Your task:
Restate all of the data exactly.

Stored records:
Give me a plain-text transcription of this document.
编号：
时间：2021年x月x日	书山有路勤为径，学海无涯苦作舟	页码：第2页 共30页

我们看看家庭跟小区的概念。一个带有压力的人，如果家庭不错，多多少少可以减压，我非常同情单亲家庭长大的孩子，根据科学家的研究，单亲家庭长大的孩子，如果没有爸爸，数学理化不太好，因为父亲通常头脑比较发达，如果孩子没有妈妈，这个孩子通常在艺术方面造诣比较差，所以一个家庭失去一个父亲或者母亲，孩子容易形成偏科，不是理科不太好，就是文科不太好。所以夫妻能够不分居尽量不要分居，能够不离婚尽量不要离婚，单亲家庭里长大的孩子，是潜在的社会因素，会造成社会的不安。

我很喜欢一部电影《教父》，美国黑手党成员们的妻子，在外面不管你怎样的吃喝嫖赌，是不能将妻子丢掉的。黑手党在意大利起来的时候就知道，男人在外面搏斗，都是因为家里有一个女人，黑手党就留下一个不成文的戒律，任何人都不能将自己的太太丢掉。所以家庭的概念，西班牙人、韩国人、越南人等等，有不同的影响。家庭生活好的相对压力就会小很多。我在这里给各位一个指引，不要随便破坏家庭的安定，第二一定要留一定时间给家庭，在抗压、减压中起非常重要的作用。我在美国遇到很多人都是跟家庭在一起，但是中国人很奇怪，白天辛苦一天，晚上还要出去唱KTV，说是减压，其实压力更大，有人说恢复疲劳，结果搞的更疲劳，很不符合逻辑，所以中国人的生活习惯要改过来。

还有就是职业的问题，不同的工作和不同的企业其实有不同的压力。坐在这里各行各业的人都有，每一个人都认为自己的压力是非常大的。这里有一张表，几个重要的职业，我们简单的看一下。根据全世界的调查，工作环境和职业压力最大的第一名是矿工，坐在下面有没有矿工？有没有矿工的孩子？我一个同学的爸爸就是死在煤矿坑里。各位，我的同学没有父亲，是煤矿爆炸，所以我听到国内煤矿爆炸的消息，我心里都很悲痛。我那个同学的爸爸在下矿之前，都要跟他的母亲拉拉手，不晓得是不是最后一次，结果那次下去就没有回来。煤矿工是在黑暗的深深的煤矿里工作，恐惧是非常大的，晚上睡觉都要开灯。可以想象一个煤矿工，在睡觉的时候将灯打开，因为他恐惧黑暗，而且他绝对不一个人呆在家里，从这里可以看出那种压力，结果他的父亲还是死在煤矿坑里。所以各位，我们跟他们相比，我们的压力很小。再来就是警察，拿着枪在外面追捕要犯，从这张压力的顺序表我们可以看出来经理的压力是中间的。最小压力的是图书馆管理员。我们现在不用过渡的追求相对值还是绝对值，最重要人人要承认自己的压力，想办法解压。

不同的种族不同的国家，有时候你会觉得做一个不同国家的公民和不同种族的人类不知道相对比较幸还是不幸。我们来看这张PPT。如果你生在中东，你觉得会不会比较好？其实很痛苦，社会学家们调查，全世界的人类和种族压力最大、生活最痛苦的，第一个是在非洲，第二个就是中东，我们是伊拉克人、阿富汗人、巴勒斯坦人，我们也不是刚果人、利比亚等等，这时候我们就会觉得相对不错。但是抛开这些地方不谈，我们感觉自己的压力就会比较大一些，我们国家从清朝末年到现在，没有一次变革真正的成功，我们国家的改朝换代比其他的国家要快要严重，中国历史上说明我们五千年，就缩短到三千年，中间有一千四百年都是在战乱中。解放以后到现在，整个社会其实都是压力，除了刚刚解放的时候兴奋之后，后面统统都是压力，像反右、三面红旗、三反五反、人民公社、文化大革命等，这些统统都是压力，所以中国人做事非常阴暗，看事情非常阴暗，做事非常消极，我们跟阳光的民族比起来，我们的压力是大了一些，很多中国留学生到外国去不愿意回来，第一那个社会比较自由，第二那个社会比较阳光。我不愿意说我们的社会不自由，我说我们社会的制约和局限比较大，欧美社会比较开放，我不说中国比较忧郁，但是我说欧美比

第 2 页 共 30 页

Response for this exercise:
Give me a plain-text transcription of this document.
编号：
时间：2021年x月x日	书山有路勤为径，学海无涯苦作舟	页码：第2页 共30页

我们看看家庭跟小区的概念。一个带有压力的人，如果家庭不错，多多少少可以减压，我非常同情单亲家庭长大的孩子，根据科学家的研究，单亲家庭长大的孩子，如果没有爸爸，数学理化不太好，因为父亲通常头脑比较发达，如果孩子没有妈妈，这个孩子通常在艺术方面造诣比较差，所以一个家庭失去一个父亲或者母亲，孩子容易形成偏科，不是理科不太好，就是文科不太好。所以夫妻能够不分居尽量不要分居，能够不离婚尽量不要离婚，单亲家庭里长大的孩子，是潜在的社会因素，会造成社会的不安。

我很喜欢一部电影《教父》，美国黑手党成员们的妻子，在外面不管你怎样的吃喝嫖赌，是不能将妻子丢掉的。黑手党在意大利起来的时候就知道，男人在外面搏斗，都是因为家里有一个女人，黑手党就留下一个不成文的戒律，任何人都不能将自己的太太丢掉。所以家庭的概念，西班牙人、韩国人、越南人等等，有不同的影响。家庭生活好的相对压力就会小很多。我在这里给各位一个指引，不要随便破坏家庭的安定，第二一定要留一定时间给家庭，在抗压、减压中起非常重要的作用。我在美国遇到很多人都是跟家庭在一起，但是中国人很奇怪，白天辛苦一天，晚上还要出去唱KTV，说是减压，其实压力更大，有人说恢复疲劳，结果搞的更疲劳，很不符合逻辑，所以中国人的生活习惯要改过来。

还有就是职业的问题，不同的工作和不同的企业其实有不同的压力。坐在这里各行各业的人都有，每一个人都认为自己的压力是非常大的。这里有一张表，几个重要的职业，我们简单的看一下。根据全世界的调查，工作环境和职业压力最大的第一名是矿工，坐在下面有没有矿工？有没有矿工的孩子？我一个同学的爸爸就是死在煤矿坑里。各位，我的同学没有父亲，是煤矿爆炸，所以我听到国内煤矿爆炸的消息，我心里都很悲痛。我那个同学的爸爸在下矿之前，都要跟他的母亲拉拉手，不晓得是不是最后一次，结果那次下去就没有回来。煤矿工是在黑暗的深深的煤矿里工作，恐惧是非常大的，晚上睡觉都要开灯。可以想象一个煤矿工，在睡觉的时候将灯打开，因为他恐惧黑暗，而且他绝对不一个人呆在家里，从这里可以看出那种压力，结果他的父亲还是死在煤矿坑里。所以各位，我们跟他们相比，我们的压力很小。再来就是警察，拿着枪在外面追捕要犯，从这张压力的顺序表我们可以看出来经理的压力是中间的。最小压力的是图书馆管理员。我们现在不用过渡的追求相对值还是绝对值，最重要人人要承认自己的压力，想办法解压。

不同的种族不同的国家，有时候你会觉得做一个不同国家的公民和不同种族的人类不知道相对比较幸还是不幸。我们来看这张PPT。如果你生在中东，你觉得会不会比较好？其实很痛苦，社会学家们调查，全世界的人类和种族压力最大、生活最痛苦的，第一个是在非洲，第二个就是中东，我们是伊拉克人、阿富汗人、巴勒斯坦人，我们也不是刚果人、利比亚等等，这时候我们就会觉得相对不错。但是抛开这些地方不谈，我们感觉自己的压力就会比较大一些，我们国家从清朝末年到现在，没有一次变革真正的成功，我们国家的改朝换代比其他的国家要快要严重，中国历史上说明我们五千年，就缩短到三千年，中间有一千四百年都是在战乱中。解放以后到现在，整个社会其实都是压力，除了刚刚解放的时候兴奋之后，后面统统都是压力，像反右、三面红旗、三反五反、人民公社、文化大革命等，这些统统都是压力，所以中国人做事非常阴暗，看事情非常阴暗，做事非常消极，我们跟阳光的民族比起来，我们的压力是大了一些，很多中国留学生到外国去不愿意回来，第一那个社会比较自由，第二那个社会比较阳光。我不愿意说我们的社会不自由，我说我们社会的制约和局限比较大，欧美社会比较开放，我不说中国比较忧郁，但是我说欧美比

第 2 页 共 30 页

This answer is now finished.